** Start of Stored rows **
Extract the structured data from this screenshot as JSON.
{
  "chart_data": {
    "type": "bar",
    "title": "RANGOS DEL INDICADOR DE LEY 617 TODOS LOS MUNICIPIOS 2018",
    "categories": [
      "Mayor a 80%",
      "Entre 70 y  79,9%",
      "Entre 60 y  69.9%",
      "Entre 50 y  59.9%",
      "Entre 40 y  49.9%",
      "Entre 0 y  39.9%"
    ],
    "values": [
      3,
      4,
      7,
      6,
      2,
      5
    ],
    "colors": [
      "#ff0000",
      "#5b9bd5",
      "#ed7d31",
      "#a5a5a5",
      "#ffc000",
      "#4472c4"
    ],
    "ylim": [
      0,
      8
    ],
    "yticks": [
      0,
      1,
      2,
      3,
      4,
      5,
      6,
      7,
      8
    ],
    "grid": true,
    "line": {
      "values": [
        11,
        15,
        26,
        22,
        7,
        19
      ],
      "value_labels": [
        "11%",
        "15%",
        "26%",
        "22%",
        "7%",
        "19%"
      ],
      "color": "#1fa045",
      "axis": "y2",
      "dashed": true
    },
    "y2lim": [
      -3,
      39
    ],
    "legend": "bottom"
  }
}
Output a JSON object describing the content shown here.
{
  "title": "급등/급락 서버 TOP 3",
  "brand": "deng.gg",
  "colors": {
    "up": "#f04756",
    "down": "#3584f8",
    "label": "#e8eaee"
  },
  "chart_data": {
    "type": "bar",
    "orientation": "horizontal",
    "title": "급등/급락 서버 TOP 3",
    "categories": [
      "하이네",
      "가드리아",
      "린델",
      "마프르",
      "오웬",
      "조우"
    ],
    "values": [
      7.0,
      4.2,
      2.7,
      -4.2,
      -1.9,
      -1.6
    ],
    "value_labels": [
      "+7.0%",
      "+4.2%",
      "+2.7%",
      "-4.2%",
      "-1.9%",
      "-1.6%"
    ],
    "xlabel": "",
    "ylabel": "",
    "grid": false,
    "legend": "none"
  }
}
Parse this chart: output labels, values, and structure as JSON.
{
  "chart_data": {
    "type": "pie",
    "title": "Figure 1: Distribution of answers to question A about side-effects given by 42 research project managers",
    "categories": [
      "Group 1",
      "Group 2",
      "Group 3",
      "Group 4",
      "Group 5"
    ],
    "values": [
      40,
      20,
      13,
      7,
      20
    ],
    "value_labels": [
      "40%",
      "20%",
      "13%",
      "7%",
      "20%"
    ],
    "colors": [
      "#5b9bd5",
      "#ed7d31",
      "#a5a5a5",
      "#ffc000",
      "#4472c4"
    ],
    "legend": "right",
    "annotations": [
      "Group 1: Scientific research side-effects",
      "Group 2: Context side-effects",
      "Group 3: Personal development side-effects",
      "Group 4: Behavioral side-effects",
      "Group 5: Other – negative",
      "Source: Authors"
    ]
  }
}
** End of Stored rows **
--- Your instructions ---
Reproduce the full set of records precisely.

--- Task result ---
Extract the structured data from this screenshot as JSON.
{
  "chart_data": {
    "type": "bar",
    "title": "RANGOS DEL INDICADOR DE LEY 617 TODOS LOS MUNICIPIOS 2018",
    "categories": [
      "Mayor a 80%",
      "Entre 70 y  79,9%",
      "Entre 60 y  69.9%",
      "Entre 50 y  59.9%",
      "Entre 40 y  49.9%",
      "Entre 0 y  39.9%"
    ],
    "values": [
      3,
      4,
      7,
      6,
      2,
      5
    ],
    "colors": [
      "#ff0000",
      "#5b9bd5",
      "#ed7d31",
      "#a5a5a5",
      "#ffc000",
      "#4472c4"
    ],
    "ylim": [
      0,
      8
    ],
    "yticks": [
      0,
      1,
      2,
      3,
      4,
      5,
      6,
      7,
      8
    ],
    "grid": true,
    "line": {
      "values": [
        11,
        15,
        26,
        22,
        7,
        19
      ],
      "value_labels": [
        "11%",
        "15%",
        "26%",
        "22%",
        "7%",
        "19%"
      ],
      "color": "#1fa045",
      "axis": "y2",
      "dashed": true
    },
    "y2lim": [
      -3,
      39
    ],
    "legend": "bottom"
  }
}
Output a JSON object describing the content shown here.
{
  "title": "급등/급락 서버 TOP 3",
  "brand": "deng.gg",
  "colors": {
    "up": "#f04756",
    "down": "#3584f8",
    "label": "#e8eaee"
  },
  "chart_data": {
    "type": "bar",
    "orientation": "horizontal",
    "title": "급등/급락 서버 TOP 3",
    "categories": [
      "하이네",
      "가드리아",
      "린델",
      "마프르",
      "오웬",
      "조우"
    ],
    "values": [
      7.0,
      4.2,
      2.7,
      -4.2,
      -1.9,
      -1.6
    ],
    "value_labels": [
      "+7.0%",
      "+4.2%",
      "+2.7%",
      "-4.2%",
      "-1.9%",
      "-1.6%"
    ],
    "xlabel": "",
    "ylabel": "",
    "grid": false,
    "legend": "none"
  }
}
Parse this chart: output labels, values, and structure as JSON.
{
  "chart_data": {
    "type": "pie",
    "title": "Figure 1: Distribution of answers to question A about side-effects given by 42 research project managers",
    "categories": [
      "Group 1",
      "Group 2",
      "Group 3",
      "Group 4",
      "Group 5"
    ],
    "values": [
      40,
      20,
      13,
      7,
      20
    ],
    "value_labels": [
      "40%",
      "20%",
      "13%",
      "7%",
      "20%"
    ],
    "colors": [
      "#5b9bd5",
      "#ed7d31",
      "#a5a5a5",
      "#ffc000",
      "#4472c4"
    ],
    "legend": "right",
    "annotations": [
      "Group 1: Scientific research side-effects",
      "Group 2: Context side-effects",
      "Group 3: Personal development side-effects",
      "Group 4: Behavioral side-effects",
      "Group 5: Other – negative",
      "Source: Authors"
    ]
  }
}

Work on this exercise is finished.